:: What to work on ::
Restate all of the entries exactly, dropping any pictures they hold.
....
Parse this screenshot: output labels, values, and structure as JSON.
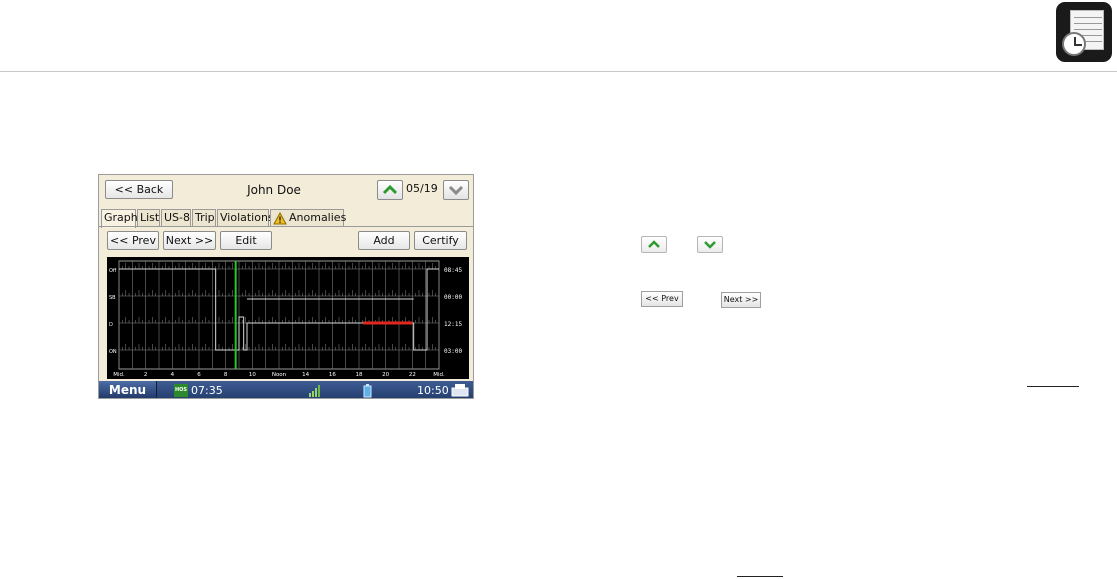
{
  "device": {
    "back_label": "<< Back",
    "driver_name": "John Doe",
    "date": "05/19",
    "tabs": [
      "Graph",
      "List",
      "US-8",
      "Trip",
      "Violations",
      "Anomalies"
    ],
    "prev_label": "<< Prev",
    "next_label": "Next >>",
    "edit_label": "Edit",
    "add_label": "Add",
    "certify_label": "Certify",
    "graph": {
      "row_labels": [
        "Off",
        "SB",
        "D",
        "ON"
      ],
      "right_totals": [
        "08:45",
        "00:00",
        "12:15",
        "03:00"
      ],
      "x_labels": [
        "Mid.",
        "2",
        "4",
        "6",
        "8",
        "10",
        "Noon",
        "14",
        "16",
        "18",
        "20",
        "22",
        "Mid."
      ]
    },
    "status": {
      "menu_label": "Menu",
      "hos_badge": "HOS",
      "hos_time": "07:35",
      "clock": "10:50"
    }
  },
  "doc": {
    "inline_prev": "<< Prev",
    "inline_next": "Next >>"
  },
  "colors": {
    "screen_bg": "#f2ecd8",
    "graph_bg": "#000000",
    "current_time_line": "#27c927",
    "violation_line": "#e0281e",
    "status_bar": "#2a467a",
    "arrow_green": "#2f9a2f"
  },
  "icons": [
    "log-app-icon",
    "chevron-up-icon",
    "chevron-down-icon",
    "warning-icon",
    "signal-icon",
    "battery-phone-icon",
    "printer-icon"
  ]
}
....
:: The completed task ::
Parse this screenshot: output labels, values, and structure as JSON.
{
  "device": {
    "back_label": "<< Back",
    "driver_name": "John Doe",
    "date": "05/19",
    "tabs": [
      "Graph",
      "List",
      "US-8",
      "Trip",
      "Violations",
      "Anomalies"
    ],
    "prev_label": "<< Prev",
    "next_label": "Next >>",
    "edit_label": "Edit",
    "add_label": "Add",
    "certify_label": "Certify",
    "graph": {
      "row_labels": [
        "Off",
        "SB",
        "D",
        "ON"
      ],
      "right_totals": [
        "08:45",
        "00:00",
        "12:15",
        "03:00"
      ],
      "x_labels": [
        "Mid.",
        "2",
        "4",
        "6",
        "8",
        "10",
        "Noon",
        "14",
        "16",
        "18",
        "20",
        "22",
        "Mid."
      ]
    },
    "status": {
      "menu_label": "Menu",
      "hos_badge": "HOS",
      "hos_time": "07:35",
      "clock": "10:50"
    }
  },
  "doc": {
    "inline_prev": "<< Prev",
    "inline_next": "Next >>"
  },
  "colors": {
    "screen_bg": "#f2ecd8",
    "graph_bg": "#000000",
    "current_time_line": "#27c927",
    "violation_line": "#e0281e",
    "status_bar": "#2a467a",
    "arrow_green": "#2f9a2f"
  },
  "icons": [
    "log-app-icon",
    "chevron-up-icon",
    "chevron-down-icon",
    "warning-icon",
    "signal-icon",
    "battery-phone-icon",
    "printer-icon"
  ]
}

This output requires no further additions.